- [AIM OF THE TASK] Exclude the pictures; give every entry again exactly as written.

- [EXERCISE MATERIAL]
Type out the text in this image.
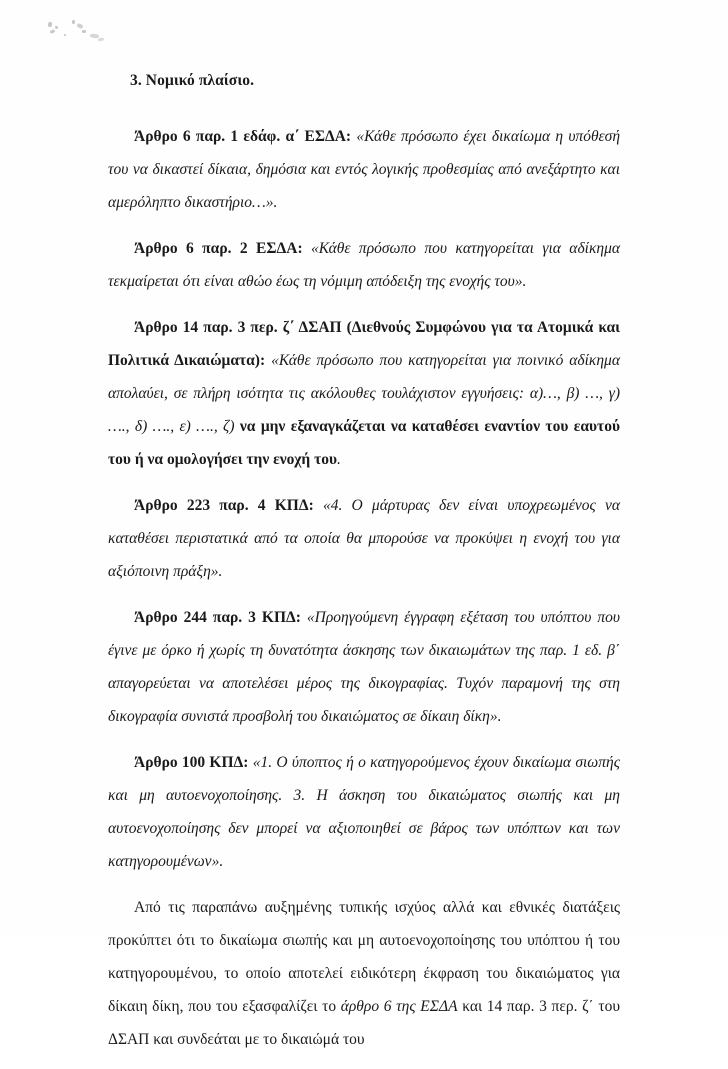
3. Νομικό πλαίσιο.

Άρθρο 6 παρ. 1 εδάφ. α΄ ΕΣΔΑ: «Κάθε πρόσωπο έχει δικαίωμα η υπόθεσή του να δικαστεί δίκαια, δημόσια και εντός λογικής προθεσμίας από ανεξάρτητο και αμερόληπτο δικαστήριο…».

Άρθρο 6 παρ. 2 ΕΣΔΑ: «Κάθε πρόσωπο που κατηγορείται για αδίκημα τεκμαίρεται ότι είναι αθώο έως τη νόμιμη απόδειξη της ενοχής του».

Άρθρο 14 παρ. 3 περ. ζ΄ ΔΣΑΠ (Διεθνούς Συμφώνου για τα Ατομικά και Πολιτικά Δικαιώματα): «Κάθε πρόσωπο που κατηγορείται για ποινικό αδίκημα απολαύει, σε πλήρη ισότητα τις ακόλουθες τουλάχιστον εγγυήσεις: α)…, β) …, γ) …., δ) …., ε) …., ζ) να μην εξαναγκάζεται να καταθέσει εναντίον του εαυτού του ή να ομολογήσει την ενοχή του.

Άρθρο 223 παρ. 4 ΚΠΔ: «4. Ο μάρτυρας δεν είναι υποχρεωμένος να καταθέσει περιστατικά από τα οποία θα μπορούσε να προκύψει η ενοχή του για αξιόποινη πράξη».

Άρθρο 244 παρ. 3 ΚΠΔ: «Προηγούμενη έγγραφη εξέταση του υπόπτου που έγινε με όρκο ή χωρίς τη δυνατότητα άσκησης των δικαιωμάτων της παρ. 1 εδ. β΄ απαγορεύεται να αποτελέσει μέρος της δικογραφίας. Τυχόν παραμονή της στη δικογραφία συνιστά προσβολή του δικαιώματος σε δίκαιη δίκη».

Άρθρο 100 ΚΠΔ: «1. Ο ύποπτος ή ο κατηγορούμενος έχουν δικαίωμα σιωπής και μη αυτοενοχοποίησης. 3. Η άσκηση του δικαιώματος σιωπής και μη αυτοενοχοποίησης δεν μπορεί να αξιοποιηθεί σε βάρος των υπόπτων και των κατηγορουμένων».

Από τις παραπάνω αυξημένης τυπικής ισχύος αλλά και εθνικές διατάξεις προκύπτει ότι το δικαίωμα σιωπής και μη αυτοενοχοποίησης του υπόπτου ή του κατηγορουμένου, το οποίο αποτελεί ειδικότερη έκφραση του δικαιώματος για δίκαιη δίκη, που του εξασφαλίζει το άρθρο 6 της ΕΣΔΑ και 14 παρ. 3 περ. ζ΄ του ΔΣΑΠ και συνδεάται με το δικαιώμά του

- [ANSWER FOR THE TASK]
Type out the text in this image.
3. Νομικό πλαίσιο.

Άρθρο 6 παρ. 1 εδάφ. α΄ ΕΣΔΑ: «Κάθε πρόσωπο έχει δικαίωμα η υπόθεσή του να δικαστεί δίκαια, δημόσια και εντός λογικής προθεσμίας από ανεξάρτητο και αμερόληπτο δικαστήριο…».

Άρθρο 6 παρ. 2 ΕΣΔΑ: «Κάθε πρόσωπο που κατηγορείται για αδίκημα τεκμαίρεται ότι είναι αθώο έως τη νόμιμη απόδειξη της ενοχής του».

Άρθρο 14 παρ. 3 περ. ζ΄ ΔΣΑΠ (Διεθνούς Συμφώνου για τα Ατομικά και Πολιτικά Δικαιώματα): «Κάθε πρόσωπο που κατηγορείται για ποινικό αδίκημα απολαύει, σε πλήρη ισότητα τις ακόλουθες τουλάχιστον εγγυήσεις: α)…, β) …, γ) …., δ) …., ε) …., ζ) να μην εξαναγκάζεται να καταθέσει εναντίον του εαυτού του ή να ομολογήσει την ενοχή του.

Άρθρο 223 παρ. 4 ΚΠΔ: «4. Ο μάρτυρας δεν είναι υποχρεωμένος να καταθέσει περιστατικά από τα οποία θα μπορούσε να προκύψει η ενοχή του για αξιόποινη πράξη».

Άρθρο 244 παρ. 3 ΚΠΔ: «Προηγούμενη έγγραφη εξέταση του υπόπτου που έγινε με όρκο ή χωρίς τη δυνατότητα άσκησης των δικαιωμάτων της παρ. 1 εδ. β΄ απαγορεύεται να αποτελέσει μέρος της δικογραφίας. Τυχόν παραμονή της στη δικογραφία συνιστά προσβολή του δικαιώματος σε δίκαιη δίκη».

Άρθρο 100 ΚΠΔ: «1. Ο ύποπτος ή ο κατηγορούμενος έχουν δικαίωμα σιωπής και μη αυτοενοχοποίησης. 3. Η άσκηση του δικαιώματος σιωπής και μη αυτοενοχοποίησης δεν μπορεί να αξιοποιηθεί σε βάρος των υπόπτων και των κατηγορουμένων».

Από τις παραπάνω αυξημένης τυπικής ισχύος αλλά και εθνικές διατάξεις προκύπτει ότι το δικαίωμα σιωπής και μη αυτοενοχοποίησης του υπόπτου ή του κατηγορουμένου, το οποίο αποτελεί ειδικότερη έκφραση του δικαιώματος για δίκαιη δίκη, που του εξασφαλίζει το άρθρο 6 της ΕΣΔΑ και 14 παρ. 3 περ. ζ΄ του ΔΣΑΠ και συνδεάται με το δικαιώμά του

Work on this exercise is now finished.